--- THE PROBLEM ---
Find each line below that contains the string "bubble" and copy every such line in full.

--- GIVEN DATA ---
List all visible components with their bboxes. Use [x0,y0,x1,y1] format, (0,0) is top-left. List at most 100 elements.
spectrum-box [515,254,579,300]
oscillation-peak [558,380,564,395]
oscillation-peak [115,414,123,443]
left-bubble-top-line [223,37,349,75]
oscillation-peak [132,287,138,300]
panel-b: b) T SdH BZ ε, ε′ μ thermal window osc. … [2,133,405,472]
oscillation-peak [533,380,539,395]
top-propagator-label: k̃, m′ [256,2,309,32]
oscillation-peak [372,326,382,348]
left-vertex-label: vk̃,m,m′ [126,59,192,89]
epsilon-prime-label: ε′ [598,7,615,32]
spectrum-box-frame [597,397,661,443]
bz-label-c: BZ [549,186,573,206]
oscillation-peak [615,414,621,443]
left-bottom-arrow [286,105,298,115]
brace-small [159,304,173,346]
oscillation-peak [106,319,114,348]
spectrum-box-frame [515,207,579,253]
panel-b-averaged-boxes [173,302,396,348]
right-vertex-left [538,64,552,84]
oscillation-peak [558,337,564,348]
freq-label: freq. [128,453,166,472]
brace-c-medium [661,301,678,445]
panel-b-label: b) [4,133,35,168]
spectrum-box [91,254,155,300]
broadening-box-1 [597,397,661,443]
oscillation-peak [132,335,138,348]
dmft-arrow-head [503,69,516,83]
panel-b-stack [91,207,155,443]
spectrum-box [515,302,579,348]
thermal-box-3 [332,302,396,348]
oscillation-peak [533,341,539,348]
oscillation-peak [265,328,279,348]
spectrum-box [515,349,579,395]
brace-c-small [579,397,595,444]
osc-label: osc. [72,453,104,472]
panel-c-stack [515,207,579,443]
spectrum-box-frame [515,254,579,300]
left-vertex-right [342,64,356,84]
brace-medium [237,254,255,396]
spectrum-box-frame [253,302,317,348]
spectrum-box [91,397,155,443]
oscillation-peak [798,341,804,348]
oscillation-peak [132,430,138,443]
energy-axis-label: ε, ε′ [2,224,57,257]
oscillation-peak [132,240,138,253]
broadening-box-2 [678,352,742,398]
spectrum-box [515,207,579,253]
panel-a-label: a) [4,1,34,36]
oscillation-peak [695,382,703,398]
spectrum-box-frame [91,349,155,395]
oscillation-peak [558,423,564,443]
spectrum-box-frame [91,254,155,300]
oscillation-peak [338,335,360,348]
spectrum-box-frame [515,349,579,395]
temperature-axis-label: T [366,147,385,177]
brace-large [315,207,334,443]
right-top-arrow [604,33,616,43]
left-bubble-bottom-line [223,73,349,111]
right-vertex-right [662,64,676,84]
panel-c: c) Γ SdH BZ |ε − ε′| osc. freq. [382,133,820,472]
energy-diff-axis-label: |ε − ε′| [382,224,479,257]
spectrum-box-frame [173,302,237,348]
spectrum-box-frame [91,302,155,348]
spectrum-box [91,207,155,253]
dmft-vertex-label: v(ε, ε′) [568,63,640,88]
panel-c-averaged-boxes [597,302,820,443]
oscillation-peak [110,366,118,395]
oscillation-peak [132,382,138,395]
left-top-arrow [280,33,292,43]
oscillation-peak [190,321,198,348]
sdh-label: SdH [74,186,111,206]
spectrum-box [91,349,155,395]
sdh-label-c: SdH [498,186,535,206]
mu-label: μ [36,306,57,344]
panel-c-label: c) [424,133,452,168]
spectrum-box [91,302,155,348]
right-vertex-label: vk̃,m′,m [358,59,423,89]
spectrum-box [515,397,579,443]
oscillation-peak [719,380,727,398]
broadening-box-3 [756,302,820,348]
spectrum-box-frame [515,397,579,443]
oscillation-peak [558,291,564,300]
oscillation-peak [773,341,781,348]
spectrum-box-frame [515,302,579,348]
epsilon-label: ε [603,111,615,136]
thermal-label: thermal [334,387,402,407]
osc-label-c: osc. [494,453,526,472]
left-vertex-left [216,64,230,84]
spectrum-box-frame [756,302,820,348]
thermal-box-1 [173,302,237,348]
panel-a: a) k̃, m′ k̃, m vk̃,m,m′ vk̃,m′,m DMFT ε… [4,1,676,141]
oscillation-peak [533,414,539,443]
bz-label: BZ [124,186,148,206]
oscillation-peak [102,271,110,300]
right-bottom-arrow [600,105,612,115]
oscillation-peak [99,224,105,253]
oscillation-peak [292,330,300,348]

--- ANSWER TO THIS PROBLEM ---
left-bubble-top-line [223,37,349,75]
left-bubble-bottom-line [223,73,349,111]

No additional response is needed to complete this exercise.